--- CHALLENGE ---
Locate each line in the records containing "Gear". Copy it.

--- DATASET RECORDS ---
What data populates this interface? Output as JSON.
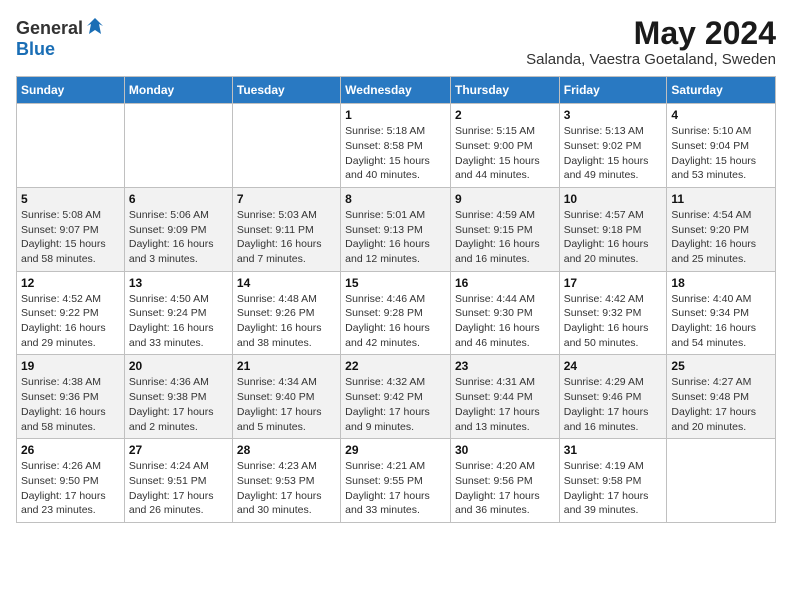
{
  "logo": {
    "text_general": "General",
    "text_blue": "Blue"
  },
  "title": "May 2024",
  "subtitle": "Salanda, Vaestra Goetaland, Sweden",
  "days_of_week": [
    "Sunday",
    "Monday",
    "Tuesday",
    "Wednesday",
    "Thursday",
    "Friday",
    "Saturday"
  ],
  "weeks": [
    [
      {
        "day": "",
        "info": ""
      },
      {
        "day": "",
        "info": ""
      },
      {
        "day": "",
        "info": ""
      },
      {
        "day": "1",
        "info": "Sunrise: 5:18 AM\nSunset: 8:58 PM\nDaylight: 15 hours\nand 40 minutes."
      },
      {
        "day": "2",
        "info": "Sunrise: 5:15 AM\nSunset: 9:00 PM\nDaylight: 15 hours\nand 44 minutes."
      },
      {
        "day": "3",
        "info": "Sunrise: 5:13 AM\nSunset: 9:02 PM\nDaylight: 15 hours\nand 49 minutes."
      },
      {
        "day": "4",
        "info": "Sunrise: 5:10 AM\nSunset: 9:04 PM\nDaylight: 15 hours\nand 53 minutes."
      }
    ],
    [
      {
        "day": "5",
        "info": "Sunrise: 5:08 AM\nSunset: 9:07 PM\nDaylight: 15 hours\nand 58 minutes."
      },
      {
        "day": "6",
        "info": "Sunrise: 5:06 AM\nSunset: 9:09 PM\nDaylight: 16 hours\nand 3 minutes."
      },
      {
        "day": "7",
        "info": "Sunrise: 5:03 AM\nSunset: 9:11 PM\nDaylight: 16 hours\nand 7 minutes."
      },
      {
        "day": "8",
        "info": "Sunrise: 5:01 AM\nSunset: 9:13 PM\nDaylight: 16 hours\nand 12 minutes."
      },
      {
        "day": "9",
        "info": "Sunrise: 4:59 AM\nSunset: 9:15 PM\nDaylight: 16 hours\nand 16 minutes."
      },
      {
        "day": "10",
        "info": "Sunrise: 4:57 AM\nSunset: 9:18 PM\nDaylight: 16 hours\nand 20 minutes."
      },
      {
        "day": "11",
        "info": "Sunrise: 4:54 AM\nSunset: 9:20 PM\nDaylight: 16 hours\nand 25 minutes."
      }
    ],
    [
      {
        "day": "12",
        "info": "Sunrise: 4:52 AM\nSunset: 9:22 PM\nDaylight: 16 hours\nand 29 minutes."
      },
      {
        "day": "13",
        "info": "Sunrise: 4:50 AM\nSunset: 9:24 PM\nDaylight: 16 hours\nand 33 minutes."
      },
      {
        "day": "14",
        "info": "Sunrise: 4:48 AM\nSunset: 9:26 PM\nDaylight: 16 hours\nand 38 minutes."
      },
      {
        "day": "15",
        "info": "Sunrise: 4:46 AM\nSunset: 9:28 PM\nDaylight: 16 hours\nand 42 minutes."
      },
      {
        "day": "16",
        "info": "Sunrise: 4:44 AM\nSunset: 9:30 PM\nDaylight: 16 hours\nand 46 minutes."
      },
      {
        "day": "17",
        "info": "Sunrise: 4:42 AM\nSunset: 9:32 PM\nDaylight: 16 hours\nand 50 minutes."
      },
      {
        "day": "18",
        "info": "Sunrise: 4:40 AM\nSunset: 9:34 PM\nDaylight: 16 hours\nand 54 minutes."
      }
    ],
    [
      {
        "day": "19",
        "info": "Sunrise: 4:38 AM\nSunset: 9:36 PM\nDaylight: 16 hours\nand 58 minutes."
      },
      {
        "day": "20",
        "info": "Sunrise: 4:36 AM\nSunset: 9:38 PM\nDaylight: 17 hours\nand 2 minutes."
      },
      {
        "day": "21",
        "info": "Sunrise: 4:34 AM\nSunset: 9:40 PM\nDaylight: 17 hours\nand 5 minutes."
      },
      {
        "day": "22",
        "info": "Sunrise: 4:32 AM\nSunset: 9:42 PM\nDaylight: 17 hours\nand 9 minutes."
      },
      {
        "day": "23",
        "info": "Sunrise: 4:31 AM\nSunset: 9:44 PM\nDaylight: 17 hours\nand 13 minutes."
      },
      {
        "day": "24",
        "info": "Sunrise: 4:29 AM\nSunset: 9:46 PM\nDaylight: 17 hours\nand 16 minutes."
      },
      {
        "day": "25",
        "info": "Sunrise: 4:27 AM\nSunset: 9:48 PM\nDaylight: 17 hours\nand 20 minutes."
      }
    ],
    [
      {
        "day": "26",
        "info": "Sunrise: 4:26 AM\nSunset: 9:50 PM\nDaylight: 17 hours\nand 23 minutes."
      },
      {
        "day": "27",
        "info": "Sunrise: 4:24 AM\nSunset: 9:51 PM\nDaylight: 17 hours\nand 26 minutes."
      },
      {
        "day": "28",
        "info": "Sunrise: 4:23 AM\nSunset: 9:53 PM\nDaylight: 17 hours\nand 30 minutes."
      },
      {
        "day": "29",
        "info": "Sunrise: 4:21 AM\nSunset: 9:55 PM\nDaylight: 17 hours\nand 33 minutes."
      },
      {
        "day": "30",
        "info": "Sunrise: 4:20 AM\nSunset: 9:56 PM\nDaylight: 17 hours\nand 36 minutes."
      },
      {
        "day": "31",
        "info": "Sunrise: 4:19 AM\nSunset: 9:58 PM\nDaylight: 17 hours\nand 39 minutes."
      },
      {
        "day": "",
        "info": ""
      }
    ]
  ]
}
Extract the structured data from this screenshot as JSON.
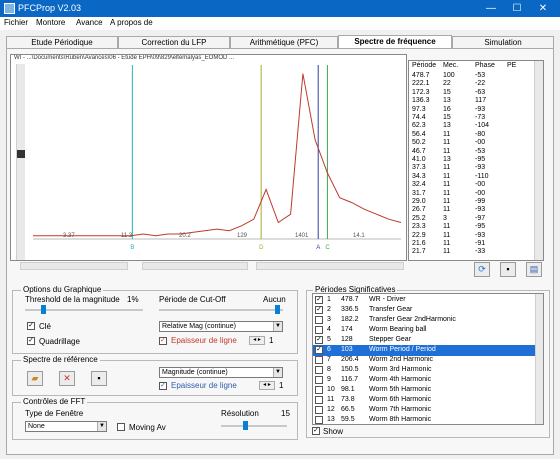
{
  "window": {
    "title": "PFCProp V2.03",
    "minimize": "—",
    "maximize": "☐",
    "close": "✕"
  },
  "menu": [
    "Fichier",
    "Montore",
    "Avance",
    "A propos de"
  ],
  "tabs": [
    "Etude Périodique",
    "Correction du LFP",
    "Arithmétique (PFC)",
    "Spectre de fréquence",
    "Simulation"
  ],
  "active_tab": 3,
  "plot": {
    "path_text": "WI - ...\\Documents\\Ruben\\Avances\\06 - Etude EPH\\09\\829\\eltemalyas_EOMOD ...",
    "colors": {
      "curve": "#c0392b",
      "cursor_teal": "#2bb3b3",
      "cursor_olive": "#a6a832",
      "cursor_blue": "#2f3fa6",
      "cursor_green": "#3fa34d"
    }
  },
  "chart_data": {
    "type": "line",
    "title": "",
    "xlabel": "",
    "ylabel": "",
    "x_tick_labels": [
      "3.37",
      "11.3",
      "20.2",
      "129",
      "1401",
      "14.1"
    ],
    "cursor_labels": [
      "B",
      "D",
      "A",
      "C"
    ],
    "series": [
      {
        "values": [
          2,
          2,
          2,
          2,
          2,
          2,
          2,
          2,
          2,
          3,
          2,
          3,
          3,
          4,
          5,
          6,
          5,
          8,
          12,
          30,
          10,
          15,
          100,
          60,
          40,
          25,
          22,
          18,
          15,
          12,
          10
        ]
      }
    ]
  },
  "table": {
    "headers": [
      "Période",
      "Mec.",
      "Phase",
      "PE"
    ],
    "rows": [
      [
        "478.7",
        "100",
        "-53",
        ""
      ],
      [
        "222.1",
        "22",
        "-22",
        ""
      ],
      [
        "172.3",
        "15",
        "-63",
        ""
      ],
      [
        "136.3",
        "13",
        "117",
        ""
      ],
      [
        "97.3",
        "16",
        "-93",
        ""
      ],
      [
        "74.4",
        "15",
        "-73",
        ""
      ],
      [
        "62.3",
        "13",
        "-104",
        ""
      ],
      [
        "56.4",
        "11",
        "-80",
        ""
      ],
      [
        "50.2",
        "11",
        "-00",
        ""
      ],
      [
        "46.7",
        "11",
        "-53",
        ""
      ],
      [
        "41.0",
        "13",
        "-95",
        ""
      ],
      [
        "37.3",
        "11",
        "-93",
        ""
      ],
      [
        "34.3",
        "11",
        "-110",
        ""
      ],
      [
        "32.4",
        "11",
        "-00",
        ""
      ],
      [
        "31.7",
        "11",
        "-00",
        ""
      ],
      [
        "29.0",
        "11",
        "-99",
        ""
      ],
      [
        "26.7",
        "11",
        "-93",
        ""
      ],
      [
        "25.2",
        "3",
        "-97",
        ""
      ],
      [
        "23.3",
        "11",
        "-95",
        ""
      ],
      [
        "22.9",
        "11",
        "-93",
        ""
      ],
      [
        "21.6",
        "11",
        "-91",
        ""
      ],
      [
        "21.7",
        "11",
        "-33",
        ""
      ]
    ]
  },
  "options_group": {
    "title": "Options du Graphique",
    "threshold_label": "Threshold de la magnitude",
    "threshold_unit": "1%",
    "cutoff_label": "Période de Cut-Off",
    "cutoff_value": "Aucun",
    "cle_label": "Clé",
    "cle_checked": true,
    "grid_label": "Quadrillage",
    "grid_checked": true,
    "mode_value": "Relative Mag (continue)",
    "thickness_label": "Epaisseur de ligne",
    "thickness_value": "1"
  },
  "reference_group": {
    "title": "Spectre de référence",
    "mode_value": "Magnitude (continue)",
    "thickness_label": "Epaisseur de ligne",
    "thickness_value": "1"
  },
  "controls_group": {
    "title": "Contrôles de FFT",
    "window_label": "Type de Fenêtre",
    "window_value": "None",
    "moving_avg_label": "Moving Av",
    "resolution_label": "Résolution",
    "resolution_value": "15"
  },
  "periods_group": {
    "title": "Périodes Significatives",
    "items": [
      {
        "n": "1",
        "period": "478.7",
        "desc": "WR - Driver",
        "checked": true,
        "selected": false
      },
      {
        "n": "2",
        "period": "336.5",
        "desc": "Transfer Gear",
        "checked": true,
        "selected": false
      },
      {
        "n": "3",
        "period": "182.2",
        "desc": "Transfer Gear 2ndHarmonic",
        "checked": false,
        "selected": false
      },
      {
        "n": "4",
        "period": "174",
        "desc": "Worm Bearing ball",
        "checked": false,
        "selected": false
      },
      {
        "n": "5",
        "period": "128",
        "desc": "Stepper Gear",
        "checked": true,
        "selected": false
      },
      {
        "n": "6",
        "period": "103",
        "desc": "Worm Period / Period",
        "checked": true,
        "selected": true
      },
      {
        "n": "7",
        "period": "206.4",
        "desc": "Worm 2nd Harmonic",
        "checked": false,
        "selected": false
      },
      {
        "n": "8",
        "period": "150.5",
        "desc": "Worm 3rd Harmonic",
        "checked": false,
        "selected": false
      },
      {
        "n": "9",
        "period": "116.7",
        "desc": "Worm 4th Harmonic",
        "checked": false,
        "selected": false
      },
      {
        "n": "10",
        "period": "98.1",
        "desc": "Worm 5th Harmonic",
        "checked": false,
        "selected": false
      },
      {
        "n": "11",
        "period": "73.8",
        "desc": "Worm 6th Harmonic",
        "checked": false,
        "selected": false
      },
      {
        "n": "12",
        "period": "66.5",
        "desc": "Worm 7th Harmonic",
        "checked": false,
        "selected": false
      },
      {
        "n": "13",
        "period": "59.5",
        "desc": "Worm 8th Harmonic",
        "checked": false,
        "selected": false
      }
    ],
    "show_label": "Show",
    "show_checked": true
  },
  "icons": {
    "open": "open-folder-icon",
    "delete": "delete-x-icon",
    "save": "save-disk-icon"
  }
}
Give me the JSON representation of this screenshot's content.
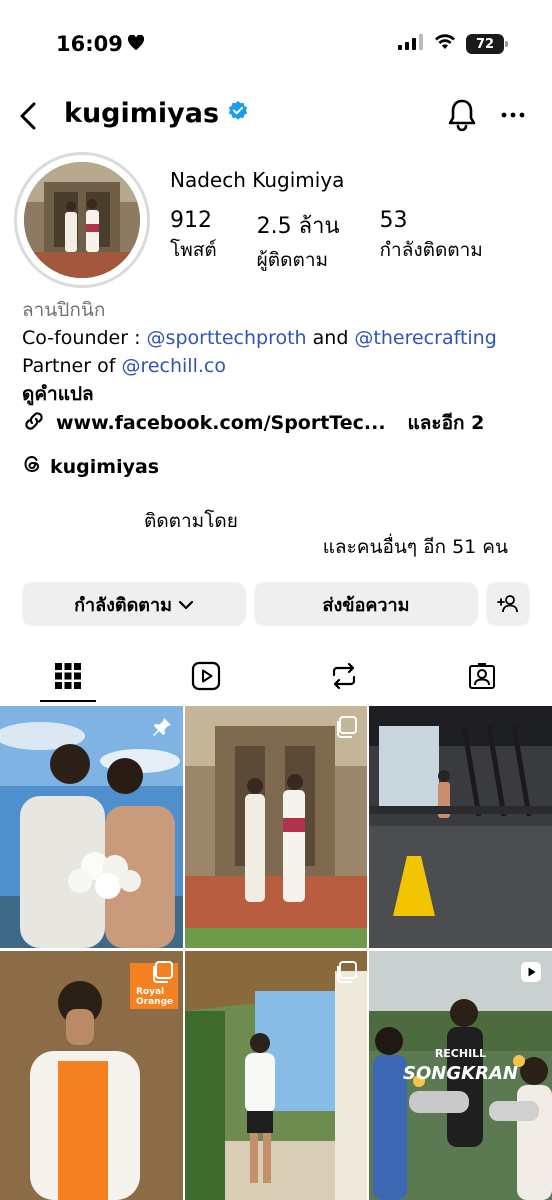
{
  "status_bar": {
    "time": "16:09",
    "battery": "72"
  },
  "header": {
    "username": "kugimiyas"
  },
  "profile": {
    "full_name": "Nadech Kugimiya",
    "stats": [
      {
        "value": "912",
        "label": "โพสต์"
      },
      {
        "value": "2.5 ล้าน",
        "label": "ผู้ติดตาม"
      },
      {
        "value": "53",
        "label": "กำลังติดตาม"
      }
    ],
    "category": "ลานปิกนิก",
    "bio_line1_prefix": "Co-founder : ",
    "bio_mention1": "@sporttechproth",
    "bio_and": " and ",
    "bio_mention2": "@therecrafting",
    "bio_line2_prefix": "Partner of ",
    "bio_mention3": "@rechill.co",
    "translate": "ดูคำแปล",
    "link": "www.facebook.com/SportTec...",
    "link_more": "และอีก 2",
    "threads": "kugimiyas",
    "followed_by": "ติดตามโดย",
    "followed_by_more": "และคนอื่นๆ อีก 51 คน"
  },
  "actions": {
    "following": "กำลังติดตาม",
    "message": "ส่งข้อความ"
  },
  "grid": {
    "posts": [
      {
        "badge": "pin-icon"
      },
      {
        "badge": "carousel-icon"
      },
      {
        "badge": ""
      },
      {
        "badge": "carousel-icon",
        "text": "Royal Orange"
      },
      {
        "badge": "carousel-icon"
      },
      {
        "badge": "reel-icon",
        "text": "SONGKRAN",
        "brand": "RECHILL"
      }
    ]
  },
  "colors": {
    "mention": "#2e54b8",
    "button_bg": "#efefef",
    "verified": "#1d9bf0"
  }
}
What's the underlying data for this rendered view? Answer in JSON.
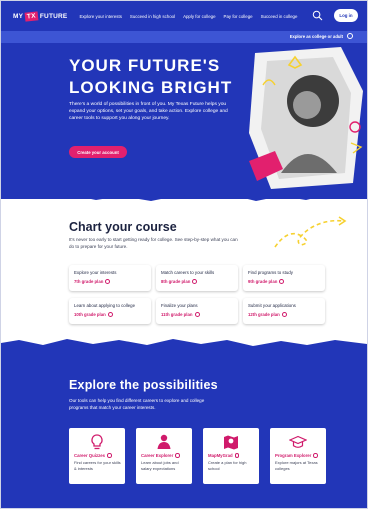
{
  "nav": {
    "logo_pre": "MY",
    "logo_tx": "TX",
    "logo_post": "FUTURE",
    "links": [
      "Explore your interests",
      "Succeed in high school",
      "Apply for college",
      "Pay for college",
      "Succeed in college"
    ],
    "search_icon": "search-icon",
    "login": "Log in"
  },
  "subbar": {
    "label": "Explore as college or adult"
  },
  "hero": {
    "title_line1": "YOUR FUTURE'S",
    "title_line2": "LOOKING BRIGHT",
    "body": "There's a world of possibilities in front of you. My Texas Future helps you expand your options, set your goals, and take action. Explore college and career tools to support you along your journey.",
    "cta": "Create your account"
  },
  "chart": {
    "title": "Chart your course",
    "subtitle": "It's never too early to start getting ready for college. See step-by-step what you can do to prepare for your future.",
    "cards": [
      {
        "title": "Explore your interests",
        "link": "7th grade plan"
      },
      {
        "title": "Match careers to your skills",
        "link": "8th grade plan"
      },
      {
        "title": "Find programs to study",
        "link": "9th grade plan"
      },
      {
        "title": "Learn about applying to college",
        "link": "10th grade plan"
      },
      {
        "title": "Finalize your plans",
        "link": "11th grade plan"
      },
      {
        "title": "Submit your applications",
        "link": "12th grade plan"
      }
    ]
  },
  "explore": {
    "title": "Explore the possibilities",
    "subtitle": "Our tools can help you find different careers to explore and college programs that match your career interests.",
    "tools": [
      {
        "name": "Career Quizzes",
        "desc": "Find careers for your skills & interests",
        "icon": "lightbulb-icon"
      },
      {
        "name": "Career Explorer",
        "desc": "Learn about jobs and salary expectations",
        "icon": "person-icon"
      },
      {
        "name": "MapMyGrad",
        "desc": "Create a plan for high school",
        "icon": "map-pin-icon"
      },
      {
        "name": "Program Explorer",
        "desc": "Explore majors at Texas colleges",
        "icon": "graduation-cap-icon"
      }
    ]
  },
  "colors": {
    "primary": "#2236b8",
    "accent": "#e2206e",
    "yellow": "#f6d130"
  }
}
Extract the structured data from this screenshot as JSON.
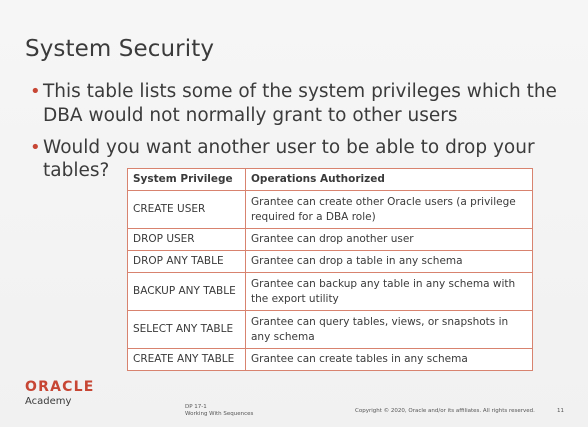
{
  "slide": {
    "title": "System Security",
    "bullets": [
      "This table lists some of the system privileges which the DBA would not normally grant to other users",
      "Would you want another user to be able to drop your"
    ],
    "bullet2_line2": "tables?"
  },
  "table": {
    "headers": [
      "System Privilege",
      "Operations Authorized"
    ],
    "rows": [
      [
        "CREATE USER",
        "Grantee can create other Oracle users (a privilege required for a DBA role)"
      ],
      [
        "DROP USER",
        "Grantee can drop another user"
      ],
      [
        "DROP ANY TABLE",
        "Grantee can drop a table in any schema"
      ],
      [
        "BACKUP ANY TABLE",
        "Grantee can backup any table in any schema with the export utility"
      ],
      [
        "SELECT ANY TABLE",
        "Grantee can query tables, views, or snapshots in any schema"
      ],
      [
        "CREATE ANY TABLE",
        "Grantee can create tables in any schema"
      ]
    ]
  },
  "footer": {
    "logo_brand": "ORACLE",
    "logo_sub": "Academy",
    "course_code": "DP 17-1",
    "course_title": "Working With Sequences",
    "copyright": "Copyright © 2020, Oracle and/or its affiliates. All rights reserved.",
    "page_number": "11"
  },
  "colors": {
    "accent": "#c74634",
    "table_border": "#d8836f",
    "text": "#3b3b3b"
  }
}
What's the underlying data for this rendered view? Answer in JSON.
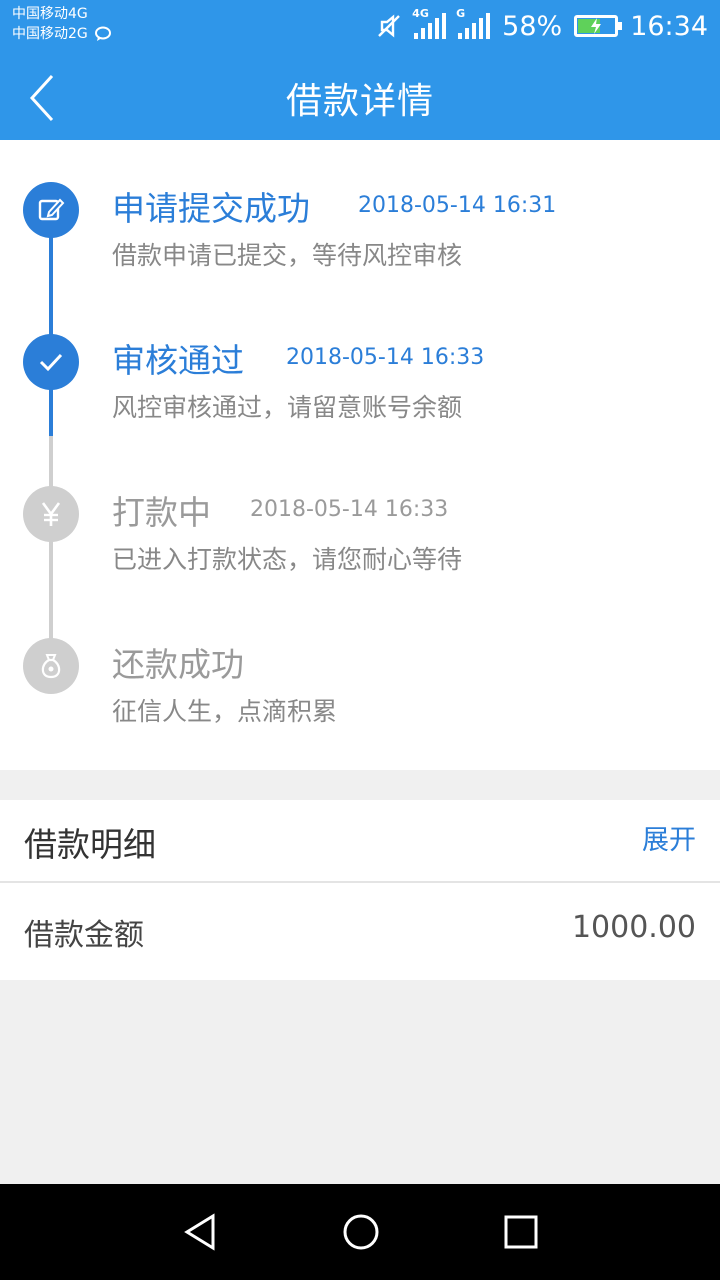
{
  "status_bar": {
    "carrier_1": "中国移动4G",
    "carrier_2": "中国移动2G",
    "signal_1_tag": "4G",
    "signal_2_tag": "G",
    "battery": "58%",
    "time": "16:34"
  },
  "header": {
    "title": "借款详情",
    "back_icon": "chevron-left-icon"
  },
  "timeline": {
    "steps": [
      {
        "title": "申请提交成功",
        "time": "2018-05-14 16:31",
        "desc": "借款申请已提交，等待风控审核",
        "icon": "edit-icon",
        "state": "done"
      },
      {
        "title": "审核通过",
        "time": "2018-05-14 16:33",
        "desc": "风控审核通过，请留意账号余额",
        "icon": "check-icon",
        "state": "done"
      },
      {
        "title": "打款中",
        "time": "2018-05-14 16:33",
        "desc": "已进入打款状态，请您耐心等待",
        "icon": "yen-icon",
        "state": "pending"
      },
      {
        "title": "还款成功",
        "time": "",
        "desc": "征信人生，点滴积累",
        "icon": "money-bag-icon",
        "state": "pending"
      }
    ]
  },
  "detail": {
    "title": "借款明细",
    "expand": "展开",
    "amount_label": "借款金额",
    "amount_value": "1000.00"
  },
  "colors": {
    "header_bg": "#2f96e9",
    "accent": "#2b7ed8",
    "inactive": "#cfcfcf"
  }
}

--- TASK ANSWER ---
        "desc": "Transfer Gear",
        "desc": "Transfer Gear 2ndHarmonic",
        "desc": "Stepper Gear",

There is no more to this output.